» **Records for this exercise**
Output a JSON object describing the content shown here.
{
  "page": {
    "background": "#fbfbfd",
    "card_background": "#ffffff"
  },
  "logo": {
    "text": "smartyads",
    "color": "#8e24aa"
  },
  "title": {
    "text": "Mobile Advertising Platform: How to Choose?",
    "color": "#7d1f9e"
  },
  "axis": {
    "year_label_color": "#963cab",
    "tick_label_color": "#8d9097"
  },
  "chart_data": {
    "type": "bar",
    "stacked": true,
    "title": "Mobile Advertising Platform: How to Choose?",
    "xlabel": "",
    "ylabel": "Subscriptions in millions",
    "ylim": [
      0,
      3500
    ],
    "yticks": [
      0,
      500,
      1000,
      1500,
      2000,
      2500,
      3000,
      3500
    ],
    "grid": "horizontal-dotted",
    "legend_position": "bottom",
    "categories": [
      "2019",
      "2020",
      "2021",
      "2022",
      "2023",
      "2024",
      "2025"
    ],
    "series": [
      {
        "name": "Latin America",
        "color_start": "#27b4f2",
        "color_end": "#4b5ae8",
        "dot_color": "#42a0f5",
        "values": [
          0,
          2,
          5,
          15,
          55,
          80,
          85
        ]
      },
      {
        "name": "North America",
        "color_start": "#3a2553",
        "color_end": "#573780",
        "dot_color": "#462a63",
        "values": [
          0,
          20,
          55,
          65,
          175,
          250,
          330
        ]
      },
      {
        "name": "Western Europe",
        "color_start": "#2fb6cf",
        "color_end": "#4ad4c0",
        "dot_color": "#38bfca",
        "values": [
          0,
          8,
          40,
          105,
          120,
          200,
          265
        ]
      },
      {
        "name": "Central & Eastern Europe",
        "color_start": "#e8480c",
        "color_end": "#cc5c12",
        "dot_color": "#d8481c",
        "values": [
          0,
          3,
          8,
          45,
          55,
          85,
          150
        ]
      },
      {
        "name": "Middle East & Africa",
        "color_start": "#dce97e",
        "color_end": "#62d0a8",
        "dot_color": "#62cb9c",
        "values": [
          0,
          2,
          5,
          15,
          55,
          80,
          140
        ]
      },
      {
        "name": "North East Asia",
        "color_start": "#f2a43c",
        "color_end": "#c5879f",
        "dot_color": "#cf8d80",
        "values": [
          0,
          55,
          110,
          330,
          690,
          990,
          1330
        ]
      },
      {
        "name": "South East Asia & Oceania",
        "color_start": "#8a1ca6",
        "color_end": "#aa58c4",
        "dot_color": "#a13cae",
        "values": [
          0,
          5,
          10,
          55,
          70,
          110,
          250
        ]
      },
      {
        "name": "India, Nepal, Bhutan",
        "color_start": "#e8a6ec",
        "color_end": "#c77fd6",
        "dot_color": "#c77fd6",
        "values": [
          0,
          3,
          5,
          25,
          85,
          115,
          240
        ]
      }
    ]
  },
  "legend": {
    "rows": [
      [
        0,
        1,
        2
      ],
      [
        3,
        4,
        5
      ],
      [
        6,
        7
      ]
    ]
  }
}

...

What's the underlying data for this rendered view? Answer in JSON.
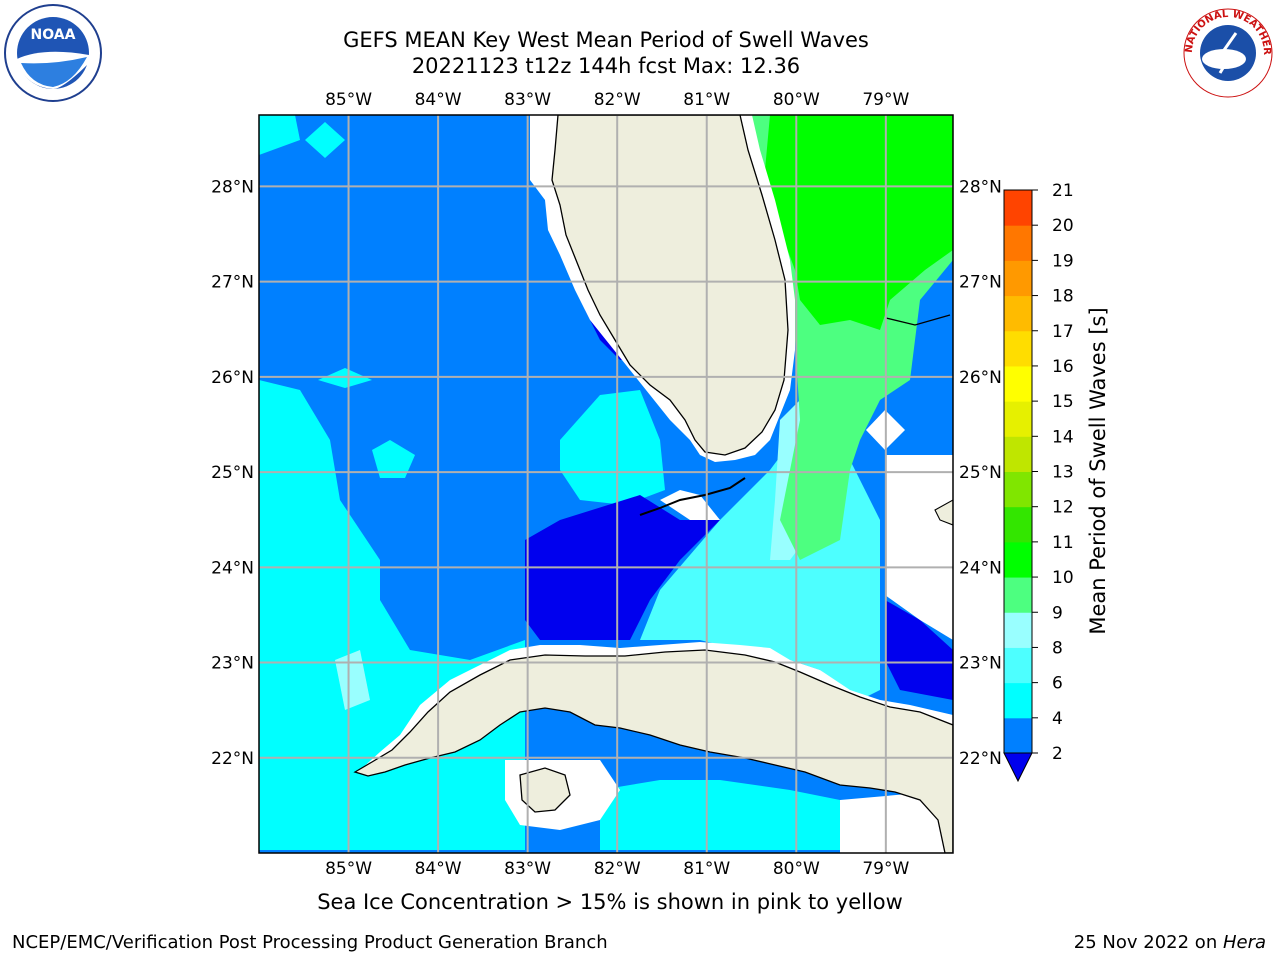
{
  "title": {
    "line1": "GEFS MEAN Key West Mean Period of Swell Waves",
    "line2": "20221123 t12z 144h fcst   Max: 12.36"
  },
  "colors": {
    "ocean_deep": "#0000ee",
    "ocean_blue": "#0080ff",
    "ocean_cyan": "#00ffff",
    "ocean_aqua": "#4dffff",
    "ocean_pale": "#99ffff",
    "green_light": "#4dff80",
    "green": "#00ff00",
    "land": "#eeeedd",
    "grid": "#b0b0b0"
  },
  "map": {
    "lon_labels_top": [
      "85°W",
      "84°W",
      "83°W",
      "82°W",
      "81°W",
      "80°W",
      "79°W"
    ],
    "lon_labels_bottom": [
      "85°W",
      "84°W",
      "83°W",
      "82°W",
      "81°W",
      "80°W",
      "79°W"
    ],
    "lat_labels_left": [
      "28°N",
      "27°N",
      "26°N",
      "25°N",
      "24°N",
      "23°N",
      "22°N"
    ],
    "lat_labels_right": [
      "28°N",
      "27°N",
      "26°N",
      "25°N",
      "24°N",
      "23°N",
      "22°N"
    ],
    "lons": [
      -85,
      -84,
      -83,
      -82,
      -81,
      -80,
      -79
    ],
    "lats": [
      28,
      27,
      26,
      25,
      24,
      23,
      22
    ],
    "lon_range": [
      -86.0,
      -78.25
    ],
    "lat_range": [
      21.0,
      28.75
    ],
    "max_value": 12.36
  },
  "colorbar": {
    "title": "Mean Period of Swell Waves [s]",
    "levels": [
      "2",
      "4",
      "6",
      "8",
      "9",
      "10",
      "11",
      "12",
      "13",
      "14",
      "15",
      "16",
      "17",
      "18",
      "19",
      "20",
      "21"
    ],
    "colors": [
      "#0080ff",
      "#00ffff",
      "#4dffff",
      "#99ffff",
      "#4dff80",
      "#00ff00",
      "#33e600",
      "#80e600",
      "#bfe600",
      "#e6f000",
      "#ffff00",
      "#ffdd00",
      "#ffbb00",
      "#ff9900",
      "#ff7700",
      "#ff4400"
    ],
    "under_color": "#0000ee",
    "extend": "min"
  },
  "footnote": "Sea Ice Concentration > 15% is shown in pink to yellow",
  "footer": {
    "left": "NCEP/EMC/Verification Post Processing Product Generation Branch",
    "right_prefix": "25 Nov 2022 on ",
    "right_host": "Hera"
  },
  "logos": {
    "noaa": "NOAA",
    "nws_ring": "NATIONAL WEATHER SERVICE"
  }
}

...

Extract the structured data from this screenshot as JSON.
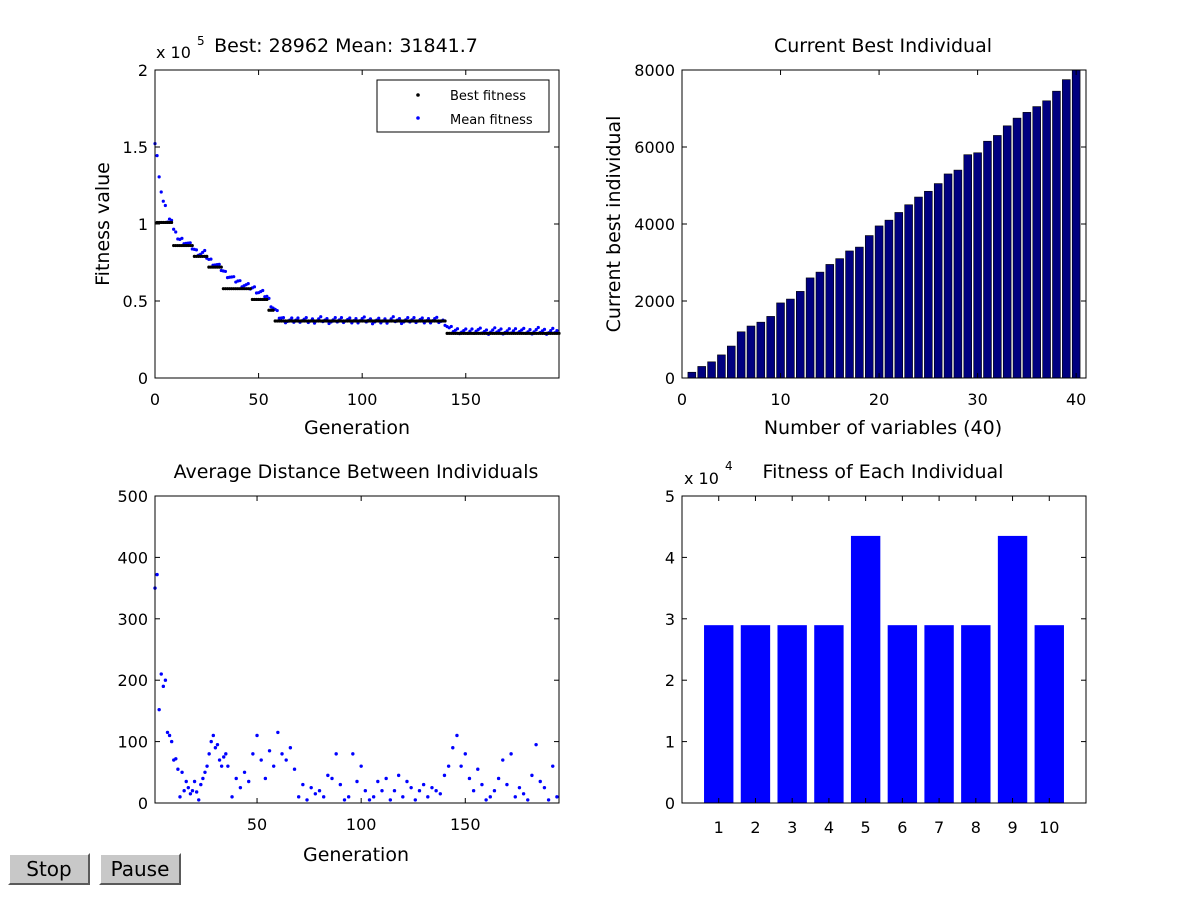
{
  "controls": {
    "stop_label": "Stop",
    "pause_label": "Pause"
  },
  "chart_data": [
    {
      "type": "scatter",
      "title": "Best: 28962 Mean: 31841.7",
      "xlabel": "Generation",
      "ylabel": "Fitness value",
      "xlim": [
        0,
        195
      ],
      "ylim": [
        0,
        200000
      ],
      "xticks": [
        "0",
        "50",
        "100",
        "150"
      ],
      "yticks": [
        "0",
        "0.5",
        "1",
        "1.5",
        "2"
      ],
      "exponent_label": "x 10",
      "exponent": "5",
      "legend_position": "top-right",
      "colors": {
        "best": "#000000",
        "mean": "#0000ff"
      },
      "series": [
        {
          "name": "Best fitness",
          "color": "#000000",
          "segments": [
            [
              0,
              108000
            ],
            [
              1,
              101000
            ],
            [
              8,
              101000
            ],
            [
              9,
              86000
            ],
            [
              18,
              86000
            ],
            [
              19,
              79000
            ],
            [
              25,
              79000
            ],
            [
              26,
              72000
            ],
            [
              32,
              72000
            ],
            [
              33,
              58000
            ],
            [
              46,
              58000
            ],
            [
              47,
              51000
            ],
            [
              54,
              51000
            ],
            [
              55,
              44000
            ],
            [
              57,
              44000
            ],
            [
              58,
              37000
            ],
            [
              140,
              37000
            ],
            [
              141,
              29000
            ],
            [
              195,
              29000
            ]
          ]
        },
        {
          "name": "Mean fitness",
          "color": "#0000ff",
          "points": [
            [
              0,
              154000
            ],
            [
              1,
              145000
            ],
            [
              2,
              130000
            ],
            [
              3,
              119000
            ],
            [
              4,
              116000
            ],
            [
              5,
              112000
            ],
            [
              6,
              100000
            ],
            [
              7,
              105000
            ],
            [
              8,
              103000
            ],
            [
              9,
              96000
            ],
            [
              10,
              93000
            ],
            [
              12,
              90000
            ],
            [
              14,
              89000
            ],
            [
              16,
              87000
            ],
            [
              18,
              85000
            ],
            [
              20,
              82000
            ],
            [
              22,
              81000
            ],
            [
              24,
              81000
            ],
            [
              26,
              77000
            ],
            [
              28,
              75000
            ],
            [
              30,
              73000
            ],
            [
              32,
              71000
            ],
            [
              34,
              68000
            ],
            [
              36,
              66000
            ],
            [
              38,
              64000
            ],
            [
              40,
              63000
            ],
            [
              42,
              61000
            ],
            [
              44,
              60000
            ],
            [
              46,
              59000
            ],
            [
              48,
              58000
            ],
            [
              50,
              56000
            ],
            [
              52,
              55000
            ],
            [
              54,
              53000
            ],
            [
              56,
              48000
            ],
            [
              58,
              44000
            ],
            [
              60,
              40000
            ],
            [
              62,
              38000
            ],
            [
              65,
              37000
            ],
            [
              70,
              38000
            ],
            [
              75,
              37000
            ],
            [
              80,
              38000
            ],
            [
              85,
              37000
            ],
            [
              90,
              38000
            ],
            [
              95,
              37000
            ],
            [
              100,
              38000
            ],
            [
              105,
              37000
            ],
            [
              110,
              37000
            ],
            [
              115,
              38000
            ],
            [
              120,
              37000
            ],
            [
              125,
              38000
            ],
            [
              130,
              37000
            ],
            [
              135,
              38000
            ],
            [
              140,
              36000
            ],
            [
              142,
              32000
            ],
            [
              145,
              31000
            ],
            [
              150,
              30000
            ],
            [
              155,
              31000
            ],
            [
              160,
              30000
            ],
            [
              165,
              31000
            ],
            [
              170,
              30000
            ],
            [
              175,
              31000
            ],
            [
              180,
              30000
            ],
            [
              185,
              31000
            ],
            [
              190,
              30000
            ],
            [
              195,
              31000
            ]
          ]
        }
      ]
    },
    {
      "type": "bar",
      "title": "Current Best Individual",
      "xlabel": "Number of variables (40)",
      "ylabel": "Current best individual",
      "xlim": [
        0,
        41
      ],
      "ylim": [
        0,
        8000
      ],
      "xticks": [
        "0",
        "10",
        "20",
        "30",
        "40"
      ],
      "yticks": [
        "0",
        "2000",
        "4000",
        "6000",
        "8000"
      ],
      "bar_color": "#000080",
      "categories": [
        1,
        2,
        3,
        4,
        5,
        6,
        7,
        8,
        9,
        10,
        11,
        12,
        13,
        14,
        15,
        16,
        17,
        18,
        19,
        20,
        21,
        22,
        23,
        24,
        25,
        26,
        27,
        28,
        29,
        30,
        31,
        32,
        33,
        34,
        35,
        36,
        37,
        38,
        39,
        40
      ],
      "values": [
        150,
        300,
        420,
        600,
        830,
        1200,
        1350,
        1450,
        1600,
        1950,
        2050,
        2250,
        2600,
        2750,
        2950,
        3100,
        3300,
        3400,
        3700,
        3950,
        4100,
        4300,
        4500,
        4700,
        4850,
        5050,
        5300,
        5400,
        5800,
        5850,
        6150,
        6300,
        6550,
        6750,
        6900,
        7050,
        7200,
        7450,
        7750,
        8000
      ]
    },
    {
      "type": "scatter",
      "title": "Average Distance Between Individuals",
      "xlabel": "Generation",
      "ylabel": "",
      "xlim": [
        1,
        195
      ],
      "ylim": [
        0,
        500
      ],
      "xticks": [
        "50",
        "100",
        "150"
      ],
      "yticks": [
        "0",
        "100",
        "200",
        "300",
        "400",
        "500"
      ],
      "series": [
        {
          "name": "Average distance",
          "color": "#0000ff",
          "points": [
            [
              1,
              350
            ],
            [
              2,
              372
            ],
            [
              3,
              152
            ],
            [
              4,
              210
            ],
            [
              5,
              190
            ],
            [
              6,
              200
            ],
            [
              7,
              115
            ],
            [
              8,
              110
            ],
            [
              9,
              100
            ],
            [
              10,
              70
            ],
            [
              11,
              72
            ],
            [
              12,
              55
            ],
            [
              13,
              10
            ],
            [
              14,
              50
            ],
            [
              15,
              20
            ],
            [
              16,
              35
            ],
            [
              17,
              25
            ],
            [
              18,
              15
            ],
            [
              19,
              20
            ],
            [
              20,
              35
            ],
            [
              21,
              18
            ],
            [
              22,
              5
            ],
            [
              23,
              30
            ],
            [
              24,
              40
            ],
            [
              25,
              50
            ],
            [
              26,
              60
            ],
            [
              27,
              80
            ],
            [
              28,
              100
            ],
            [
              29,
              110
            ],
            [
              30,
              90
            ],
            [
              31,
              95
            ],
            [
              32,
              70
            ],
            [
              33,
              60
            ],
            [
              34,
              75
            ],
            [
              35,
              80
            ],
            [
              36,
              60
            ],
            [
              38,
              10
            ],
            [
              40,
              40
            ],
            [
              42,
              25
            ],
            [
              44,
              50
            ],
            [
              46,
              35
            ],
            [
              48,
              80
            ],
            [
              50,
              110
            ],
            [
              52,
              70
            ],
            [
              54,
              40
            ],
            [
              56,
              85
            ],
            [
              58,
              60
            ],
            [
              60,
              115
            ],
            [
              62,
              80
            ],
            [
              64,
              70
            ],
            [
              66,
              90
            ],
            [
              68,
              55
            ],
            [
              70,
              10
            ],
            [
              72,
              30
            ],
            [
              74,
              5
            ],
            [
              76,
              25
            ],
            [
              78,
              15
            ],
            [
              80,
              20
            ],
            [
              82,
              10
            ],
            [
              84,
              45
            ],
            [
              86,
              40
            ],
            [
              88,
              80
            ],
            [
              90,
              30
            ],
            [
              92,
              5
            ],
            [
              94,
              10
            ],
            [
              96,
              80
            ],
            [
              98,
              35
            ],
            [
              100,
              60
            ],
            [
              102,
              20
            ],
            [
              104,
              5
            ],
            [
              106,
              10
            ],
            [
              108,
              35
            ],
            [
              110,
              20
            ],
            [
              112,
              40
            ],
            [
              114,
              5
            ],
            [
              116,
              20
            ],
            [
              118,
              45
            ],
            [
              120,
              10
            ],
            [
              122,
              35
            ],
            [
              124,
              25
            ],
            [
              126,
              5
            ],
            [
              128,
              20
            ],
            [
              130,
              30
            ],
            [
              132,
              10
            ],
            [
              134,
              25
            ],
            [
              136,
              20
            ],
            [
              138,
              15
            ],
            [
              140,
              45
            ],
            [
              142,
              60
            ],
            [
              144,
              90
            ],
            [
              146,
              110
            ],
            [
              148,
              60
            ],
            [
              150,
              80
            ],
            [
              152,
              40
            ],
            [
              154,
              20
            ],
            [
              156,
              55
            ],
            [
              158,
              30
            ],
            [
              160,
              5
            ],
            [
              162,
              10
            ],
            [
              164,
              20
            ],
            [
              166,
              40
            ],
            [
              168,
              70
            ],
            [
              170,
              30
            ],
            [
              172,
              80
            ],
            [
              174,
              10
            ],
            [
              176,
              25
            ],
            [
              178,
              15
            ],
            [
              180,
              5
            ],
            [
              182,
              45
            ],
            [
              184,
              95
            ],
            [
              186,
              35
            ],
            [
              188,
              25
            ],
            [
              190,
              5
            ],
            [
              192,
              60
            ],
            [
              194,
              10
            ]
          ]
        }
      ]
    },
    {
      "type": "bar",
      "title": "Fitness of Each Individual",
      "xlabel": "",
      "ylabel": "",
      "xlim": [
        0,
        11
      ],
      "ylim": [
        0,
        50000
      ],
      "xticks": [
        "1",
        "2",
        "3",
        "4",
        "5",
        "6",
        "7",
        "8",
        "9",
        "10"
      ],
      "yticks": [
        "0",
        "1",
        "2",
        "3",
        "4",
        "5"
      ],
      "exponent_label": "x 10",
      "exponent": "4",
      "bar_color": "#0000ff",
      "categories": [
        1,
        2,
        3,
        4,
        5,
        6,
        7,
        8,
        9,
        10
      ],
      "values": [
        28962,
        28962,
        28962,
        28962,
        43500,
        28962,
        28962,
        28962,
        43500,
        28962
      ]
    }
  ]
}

» **Direction**
From the records above, pick out and copy each line holding the word "JSON".

» **Written reply**
Output a JSON object describing the content shown here.
What's the underlying data for this rendered view? Answer in JSON.
Extract the structured data from this screenshot as JSON.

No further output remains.